WRITTEN EXERCISE: Find the lines of data that contain the string "Nancy", then list them.

AVAILABLE RECORDS:
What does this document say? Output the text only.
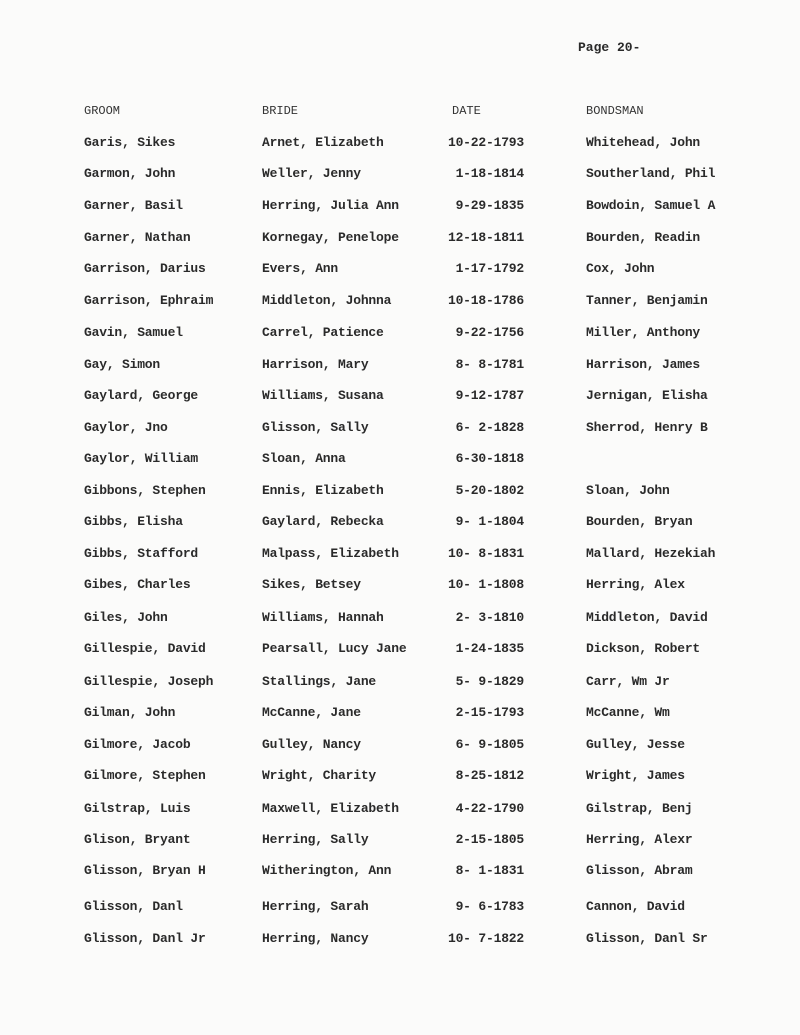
Page 20-
GROOM	BRIDE	DATE	BONDSMAN
Garis, Sikes	Arnet, Elizabeth	10-22-1793	Whitehead, John
Garmon, John	Weller, Jenny	1-18-1814	Southerland, Phil
Garner, Basil	Herring, Julia Ann	9-29-1835	Bowdoin, Samuel A
Garner, Nathan	Kornegay, Penelope	12-18-1811	Bourden, Readin
Garrison, Darius	Evers, Ann	1-17-1792	Cox, John
Garrison, Ephraim	Middleton, Johnna	10-18-1786	Tanner, Benjamin
Gavin, Samuel	Carrel, Patience	9-22-1756	Miller, Anthony
Gay, Simon	Harrison, Mary	8- 8-1781	Harrison, James
Gaylard, George	Williams, Susana	9-12-1787	Jernigan, Elisha
Gaylor, Jno	Glisson, Sally	6- 2-1828	Sherrod, Henry B
Gaylor, William	Sloan, Anna	6-30-1818
Gibbons, Stephen	Ennis, Elizabeth	5-20-1802	Sloan, John
Gibbs, Elisha	Gaylard, Rebecka	9- 1-1804	Bourden, Bryan
Gibbs, Stafford	Malpass, Elizabeth	10- 8-1831	Mallard, Hezekiah
Gibes, Charles	Sikes, Betsey	10- 1-1808	Herring, Alex
Giles, John	Williams, Hannah	2- 3-1810	Middleton, David
Gillespie, David	Pearsall, Lucy Jane	1-24-1835	Dickson, Robert
Gillespie, Joseph	Stallings, Jane	5- 9-1829	Carr, Wm Jr
Gilman, John	McCanne, Jane	2-15-1793	McCanne, Wm
Gilmore, Jacob	Gulley, Nancy	6- 9-1805	Gulley, Jesse
Gilmore, Stephen	Wright, Charity	8-25-1812	Wright, James
Gilstrap, Luis	Maxwell, Elizabeth	4-22-1790	Gilstrap, Benj
Glison, Bryant	Herring, Sally	2-15-1805	Herring, Alexr
Glisson, Bryan H	Witherington, Ann	8- 1-1831	Glisson, Abram
Glisson, Danl	Herring, Sarah	9- 6-1783	Cannon, David
Glisson, Danl Jr	Herring, Nancy	10- 7-1822	Glisson, Danl Sr
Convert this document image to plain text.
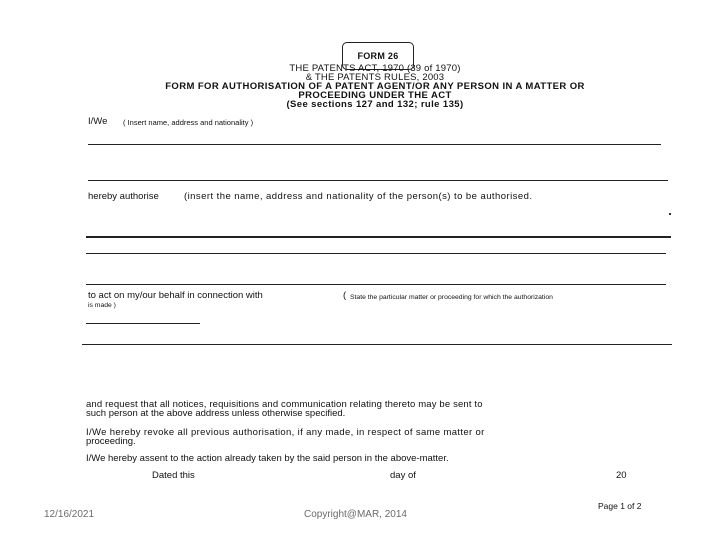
FORM 26
THE PATENTS ACT, 1970 (39 of 1970)
& THE PATENTS RULES, 2003
FORM FOR AUTHORISATION OF A PATENT AGENT/OR ANY PERSON IN A MATTER OR
PROCEEDING UNDER THE ACT
(See sections 127 and 132; rule 135)
I/We ( Insert name, address and nationality )
hereby authorise	(insert the name, address and nationality of the person(s) to be authorised.
to act on my/our behalf in connection with	( State the particular matter or proceeding for which the authorization
is made )
and request that all notices, requisitions and communication relating thereto may be sent to
such person at the above address unless otherwise specified.
I/We hereby revoke all previous authorisation, if any made, in respect of same matter or
proceeding.
I/We hereby assent to the action already taken by the said person in the above-matter.
Dated this	day of	20
Page 1 of 2
12/16/2021	Copyright@MAR, 2014
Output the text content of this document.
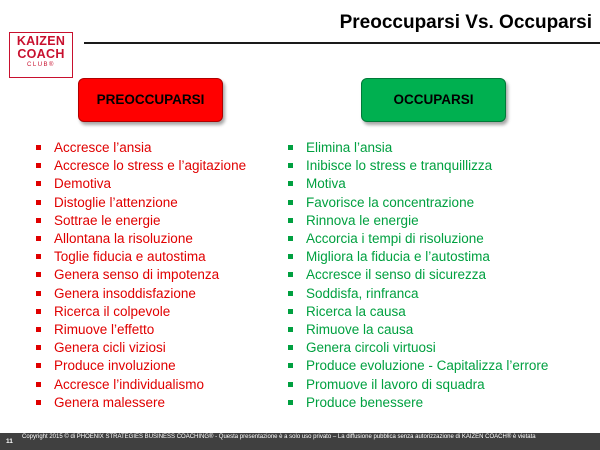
Preoccuparsi Vs. Occuparsi
KAIZEN
COACH
CLUB®
PREOCCUPARSI	OCCUPARSI
Accresce l’ansia
Accresce lo stress e l’agitazione
Demotiva
Distoglie l’attenzione
Sottrae le energie
Allontana la risoluzione
Toglie fiducia e autostima
Genera senso di impotenza
Genera insoddisfazione
Ricerca il colpevole
Rimuove l’effetto
Genera cicli viziosi
Produce involuzione
Accresce l’individualismo
Genera malessere
Elimina l’ansia
Inibisce lo stress e tranquillizza
Motiva
Favorisce la concentrazione
Rinnova le energie
Accorcia i tempi di risoluzione
Migliora la fiducia e l’autostima
Accresce il senso di sicurezza
Soddisfa, rinfranca
Ricerca la causa
Rimuove la causa
Genera circoli virtuosi
Produce evoluzione - Capitalizza l’errore
Promuove il lavoro di squadra
Produce benessere
11
Copyright 2015 © di PHOENIX STRATEGIES BUSINESS COACHING® - Questa presentazione è a solo uso privato – La diffusione pubblica senza autorizzazione di KAIZEN COACH® è vietata
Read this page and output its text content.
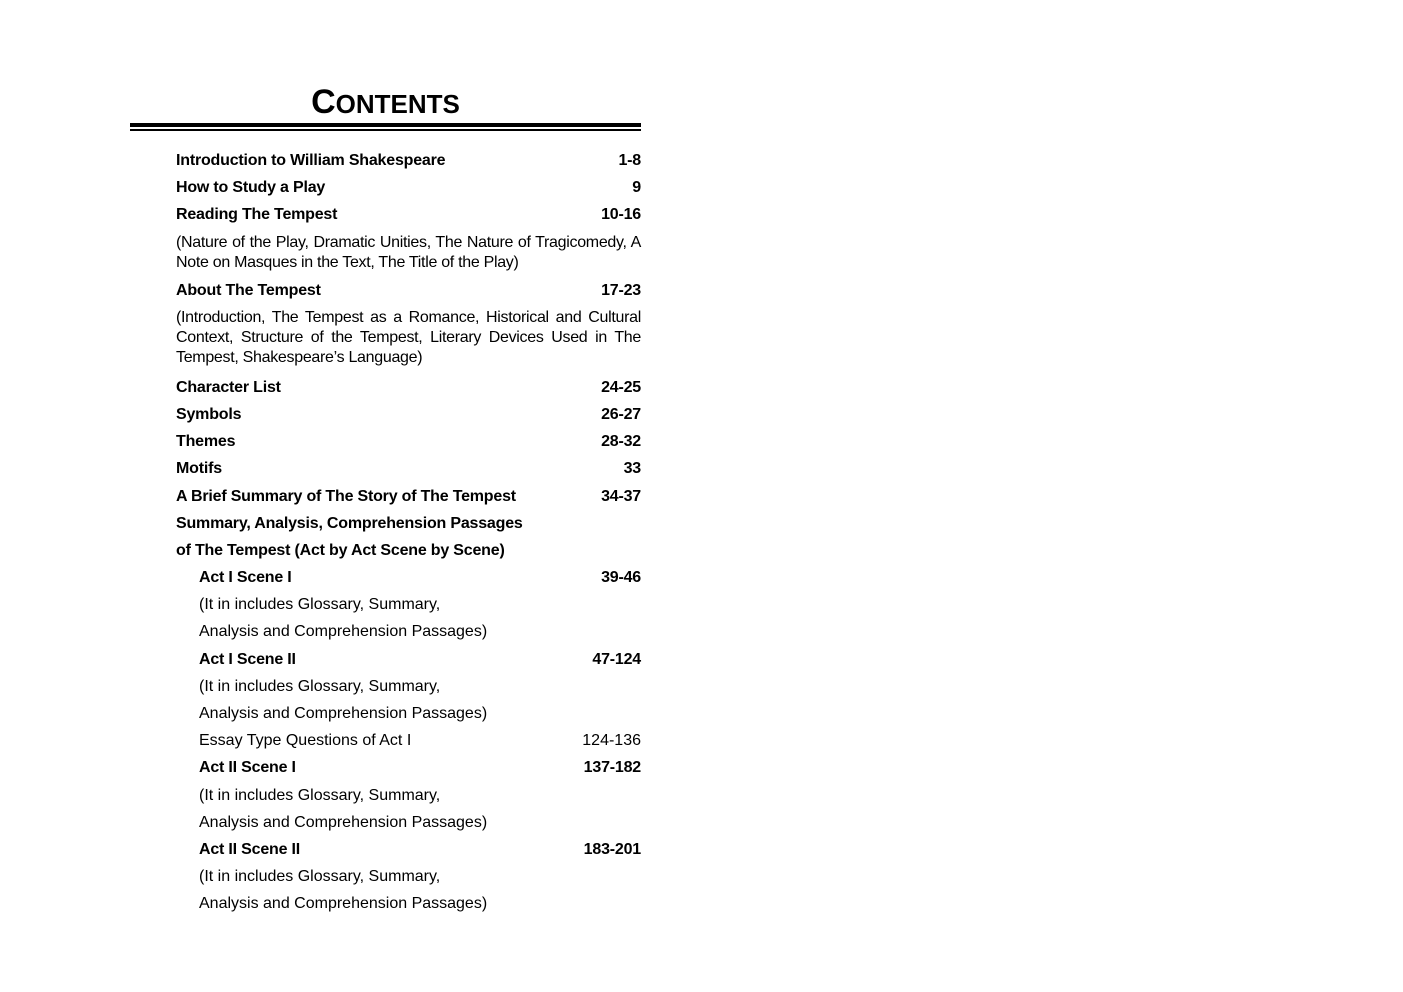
CONTENTS
Introduction to William Shakespeare	1-8
How to Study a Play	9
Reading The Tempest	10-16
(Nature of the Play, Dramatic Unities, The Nature of Tragicomedy, A Note on Masques in the Text, The Title of the Play)
About The Tempest	17-23
(Introduction, The Tempest as a Romance, Historical and Cultural Context, Structure of the Tempest, Literary Devices Used in The Tempest, Shakespeare’s Language)
Character List	24-25
Symbols	26-27
Themes	28-32
Motifs	33
A Brief Summary of The Story of The Tempest	34-37
Summary, Analysis, Comprehension Passages
of The Tempest (Act by Act Scene by Scene)
Act I Scene I	39-46
(It in includes Glossary, Summary,
Analysis and Comprehension Passages)
Act I Scene II	47-124
(It in includes Glossary, Summary,
Analysis and Comprehension Passages)
Essay Type Questions of Act I	124-136
Act II Scene I	137-182
(It in includes Glossary, Summary,
Analysis and Comprehension Passages)
Act II Scene II	183-201
(It in includes Glossary, Summary,
Analysis and Comprehension Passages)
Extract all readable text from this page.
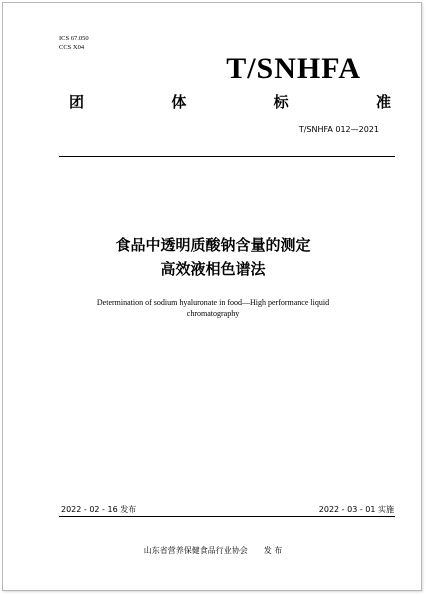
ICS 67.050
CCS X04
T/SNHFA
团	体	标	准
T/SNHFA 012—2021
食品中透明质酸钠含量的测定
高效液相色谱法
Determination of sodium hyaluronate in food—High performance liquid
chromatography
2022 - 02 - 16 发布	2022 - 03 - 01 实施
山东省营养保健食品行业协会　　发 布
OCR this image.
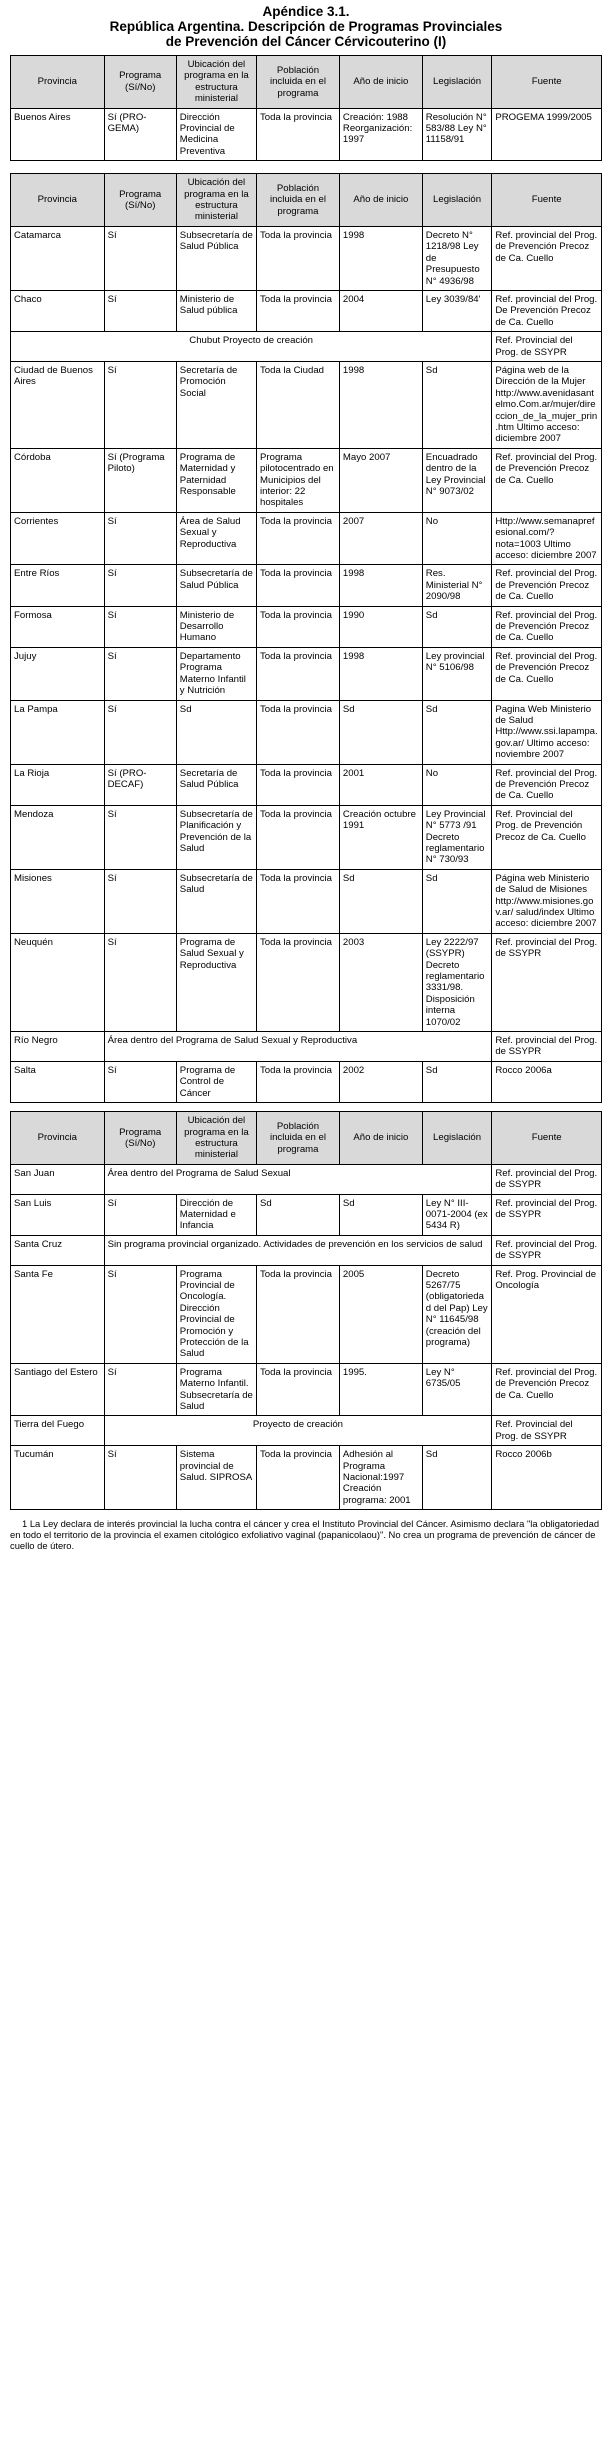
Apéndice 3.1.
República Argentina. Descripción de Programas Provinciales
de Prevención del Cáncer Cérvicouterino (I)
Provincia	Programa (Sí/No)	Ubicación del programa en la estructura ministerial	Población incluida en el programa	Año de inicio	Legislación	Fuente
Buenos Aires	Sí (PRO-GEMA)	Dirección Provincial de Medicina Preventiva	Toda la provincia	Creación: 1988 Reorganización: 1997	Resolución N° 583/88 Ley N° 11158/91	PROGEMA 1999/2005
Provincia	Programa (Sí/No)	Ubicación del programa en la estructura ministerial	Población incluida en el programa	Año de inicio	Legislación	Fuente
Catamarca	Sí	Subsecretaría de Salud Pública	Toda la provincia	1998	Decreto N° 1218/98 Ley de Presupuesto N° 4936/98	Ref. provincial del Prog. de Prevención Precoz de Ca. Cuello
Chaco	Sí	Ministerio de Salud pública	Toda la provincia	2004	Ley 3039/84'	Ref. provincial del Prog. De Prevención Precoz de Ca. Cuello
Chubut Proyecto de creación						Ref. Provincial del Prog. de SSYPR
Ciudad de Buenos Aires	Sí	Secretaría de Promoción Social	Toda la Ciudad	1998	Sd	Página web de la Dirección de la Mujer http://www.avenidasantelmo.Com.ar/mujer/direccion_de_la_mujer_prin.htm Ultimo acceso: diciembre 2007
Córdoba	Sí (Programa Piloto)	Programa de Maternidad y Paternidad Responsable	Programa pilotocentrado en Municipios del interior: 22 hospitales	Mayo 2007	Encuadrado dentro de la Ley Provincial N° 9073/02	Ref. provincial del Prog. de Prevención Precoz de Ca. Cuello
Corrientes	Sí	Área de Salud Sexual y Reproductiva	Toda la provincia	2007	No	Http://www.semanaprefesional.com/?nota=1003 Ultimo acceso: diciembre 2007
Entre Ríos	Sí	Subsecretaría de Salud Pública	Toda la provincia	1998	Res. Ministerial N° 2090/98	Ref. provincial del Prog. de Prevención Precoz de Ca. Cuello
Formosa	Sí	Ministerio de Desarrollo Humano	Toda la provincia	1990	Sd	Ref. provincial del Prog. de Prevención Precoz de Ca. Cuello
Jujuy	Sí	Departamento Programa Materno Infantil y Nutrición	Toda la provincia	1998	Ley provincial N° 5106/98	Ref. provincial del Prog. de Prevención Precoz de Ca. Cuello
La Pampa	Sí	Sd	Toda la provincia	Sd	Sd	Pagina Web Ministerio de Salud Http://www.ssi.lapampa.gov.ar/ Ultimo acceso: noviembre 2007
La Rioja	Sí (PRO-DECAF)	Secretaría de Salud Pública	Toda la provincia	2001	No	Ref. provincial del Prog. de Prevención Precoz de Ca. Cuello
Mendoza	Sí	Subsecretaría de Planificación y Prevención de la Salud	Toda la provincia	Creación octubre 1991	Ley Provincial N° 5773 /91 Decreto reglamentario N° 730/93	Ref. Provincial del Prog. de Prevención Precoz de Ca. Cuello
Misiones	Sí	Subsecretaría de Salud	Toda la provincia	Sd	Sd	Página web Ministerio de Salud de Misiones http://www.misiones.gov.ar/ salud/index Ultimo acceso: diciembre 2007
Neuquén	Sí	Programa de Salud Sexual y Reproductiva	Toda la provincia	2003	Ley 2222/97 (SSYPR) Decreto reglamentario 3331/98. Disposición interna 1070/02	Ref. provincial del Prog. de SSYPR
Río Negro	Área dentro del Programa de Salud Sexual y Reproductiva					Ref. provincial del Prog. de SSYPR
Salta	Sí	Programa de Control de Cáncer	Toda la provincia	2002	Sd	Rocco 2006a
Provincia	Programa (Sí/No)	Ubicación del programa en la estructura ministerial	Población incluida en el programa	Año de inicio	Legislación	Fuente
San Juan	Área dentro del Programa de Salud Sexual					Ref. provincial del Prog. de SSYPR
San Luis	Sí	Dirección de Maternidad e Infancia	Sd	Sd	Ley N° III-0071-2004 (ex 5434 R)	Ref. provincial del Prog. de SSYPR
Santa Cruz	Sin programa provincial organizado. Actividades de prevención en los servicios de salud					Ref. provincial del Prog. de SSYPR
Santa Fe	Sí	Programa Provincial de Oncología. Dirección Provincial de Promoción y Protección de la Salud	Toda la provincia	2005	Decreto 5267/75 (obligatoriedad del Pap) Ley N° 11645/98 (creación del programa)	Ref. Prog. Provincial de Oncología
Santiago del Estero	Sí	Programa Materno Infantil. Subsecretaría de Salud	Toda la provincia	1995.	Ley N° 6735/05	Ref. provincial del Prog. de Prevención Precoz de Ca. Cuello
Tierra del Fuego	Proyecto de creación					Ref. Provincial del Prog. de SSYPR
Tucumán	Sí	Sistema provincial de Salud. SIPROSA	Toda la provincia	Adhesión al Programa Nacional:1997 Creación programa: 2001	Sd	Rocco 2006b
1 La Ley declara de interés provincial la lucha contra el cáncer y crea el Instituto Provincial del Cáncer. Asimismo declara "la obligatoriedad en todo el territorio de la provincia el examen citológico exfoliativo vaginal (papanicolaou)". No crea un programa de prevención de cáncer de cuello de útero.
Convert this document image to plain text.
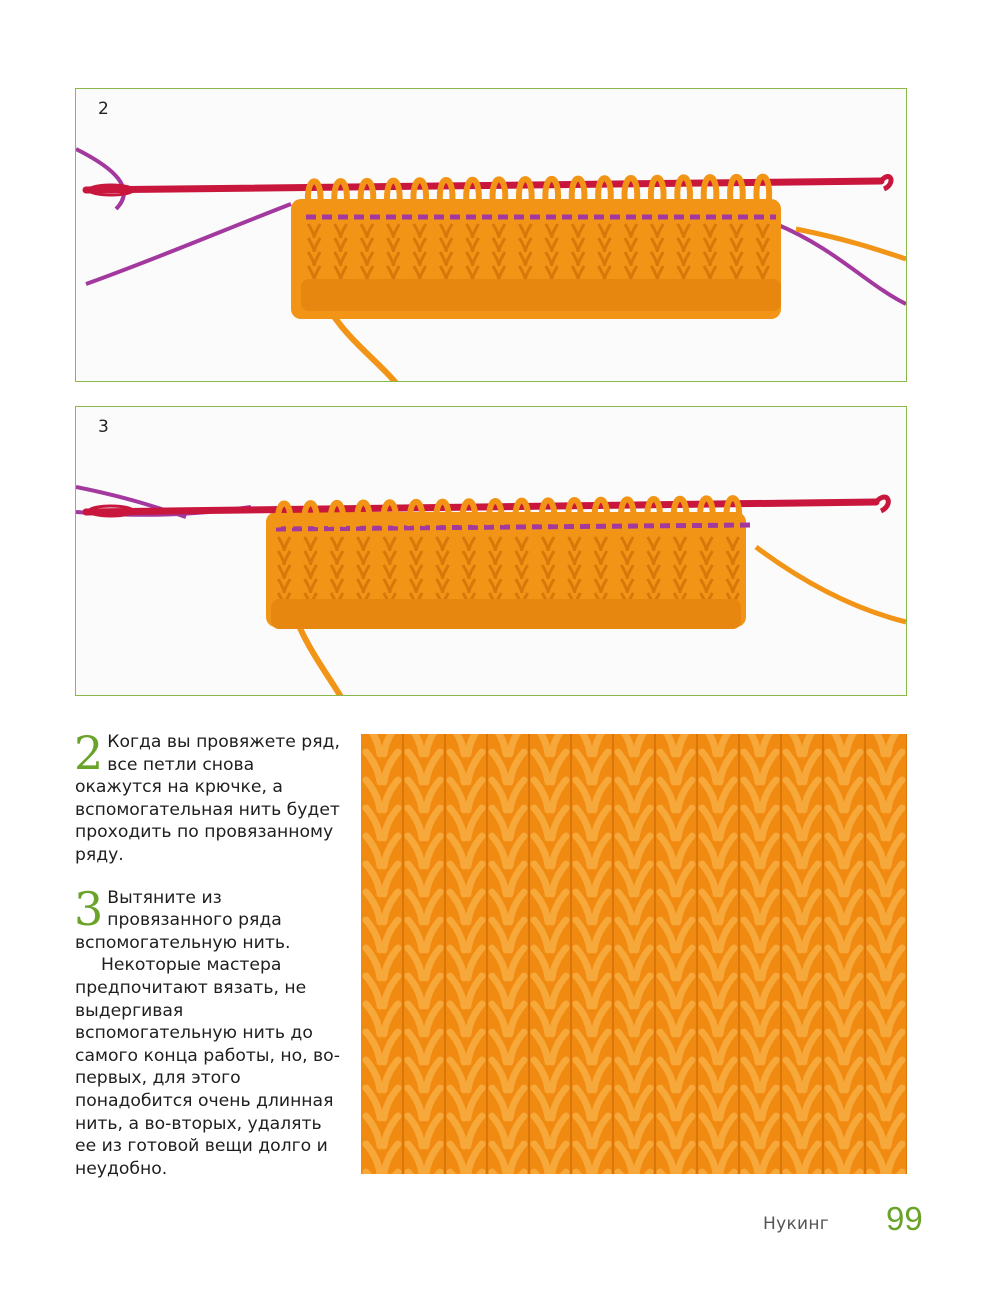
2
3

2 Когда вы провяжете ряд, все петли снова окажутся на крючке, а вспомогательная нить будет проходить по провязанному ряду.

3 Вытяните из провязанного ряда вспомогательную нить.

Некоторые мастера предпочитают вязать, не выдергивая вспомогательную нить до самого конца работы, но, во-первых, для этого понадобится очень длинная нить, а во-вторых, удалять ее из готовой вещи долго и неудобно.

Нукинг 99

SOLUTION FOR THIS PROBLEM:
Gilmore, Jacob	Gulley, Nancy	6- 9-1805	Gulley, Jesse
Glisson, Danl Jr	Herring, Nancy	10- 7-1822	Glisson, Danl Sr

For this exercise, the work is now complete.